__TO DO__
Quote the entries word for word, from the first line through the line that contains "document-title: BOG'CHA YOSHIDAGI", including both.

__RECORD EXCERPTS__
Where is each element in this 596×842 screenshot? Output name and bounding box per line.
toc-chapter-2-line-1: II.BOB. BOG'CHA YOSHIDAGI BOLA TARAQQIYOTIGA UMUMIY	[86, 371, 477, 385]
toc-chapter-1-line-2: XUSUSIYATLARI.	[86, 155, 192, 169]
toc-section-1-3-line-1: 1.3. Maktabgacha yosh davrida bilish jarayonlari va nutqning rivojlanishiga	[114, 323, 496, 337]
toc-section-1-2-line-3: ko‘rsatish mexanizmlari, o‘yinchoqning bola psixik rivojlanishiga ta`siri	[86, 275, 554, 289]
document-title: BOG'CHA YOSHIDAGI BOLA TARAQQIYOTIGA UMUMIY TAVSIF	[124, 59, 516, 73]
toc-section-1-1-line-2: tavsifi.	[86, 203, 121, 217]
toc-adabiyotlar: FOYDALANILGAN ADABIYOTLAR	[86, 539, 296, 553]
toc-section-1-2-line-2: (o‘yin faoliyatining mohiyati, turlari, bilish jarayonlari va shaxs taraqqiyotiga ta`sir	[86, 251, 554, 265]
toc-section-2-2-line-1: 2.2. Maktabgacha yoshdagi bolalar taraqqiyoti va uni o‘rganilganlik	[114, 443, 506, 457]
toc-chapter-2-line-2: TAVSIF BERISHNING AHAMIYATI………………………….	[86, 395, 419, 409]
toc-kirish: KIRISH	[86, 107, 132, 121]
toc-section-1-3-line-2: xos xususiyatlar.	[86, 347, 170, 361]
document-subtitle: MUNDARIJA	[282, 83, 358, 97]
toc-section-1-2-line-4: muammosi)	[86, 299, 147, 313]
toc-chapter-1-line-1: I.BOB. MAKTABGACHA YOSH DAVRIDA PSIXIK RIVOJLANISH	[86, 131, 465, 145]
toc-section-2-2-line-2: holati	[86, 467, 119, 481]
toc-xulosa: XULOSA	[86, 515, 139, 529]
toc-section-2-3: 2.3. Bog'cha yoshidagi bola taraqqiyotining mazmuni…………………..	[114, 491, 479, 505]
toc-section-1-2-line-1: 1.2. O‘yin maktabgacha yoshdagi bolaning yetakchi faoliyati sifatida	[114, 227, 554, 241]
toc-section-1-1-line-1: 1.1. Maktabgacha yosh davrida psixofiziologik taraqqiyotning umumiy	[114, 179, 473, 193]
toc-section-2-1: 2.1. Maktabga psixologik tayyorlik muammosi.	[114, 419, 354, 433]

__EXERCISE RESULT__
Where is each element in this 596×842 screenshot? Output name and bounding box per line.
toc-chapter-2-line-1: II.BOB. BOG'CHA YOSHIDAGI BOLA TARAQQIYOTIGA UMUMIY	[86, 371, 477, 385]
toc-chapter-1-line-2: XUSUSIYATLARI.	[86, 155, 192, 169]
toc-section-1-3-line-1: 1.3. Maktabgacha yosh davrida bilish jarayonlari va nutqning rivojlanishiga	[114, 323, 496, 337]
toc-section-1-2-line-3: ko‘rsatish mexanizmlari, o‘yinchoqning bola psixik rivojlanishiga ta`siri	[86, 275, 554, 289]
document-title: BOG'CHA YOSHIDAGI BOLA TARAQQIYOTIGA UMUMIY TAVSIF	[124, 59, 516, 73]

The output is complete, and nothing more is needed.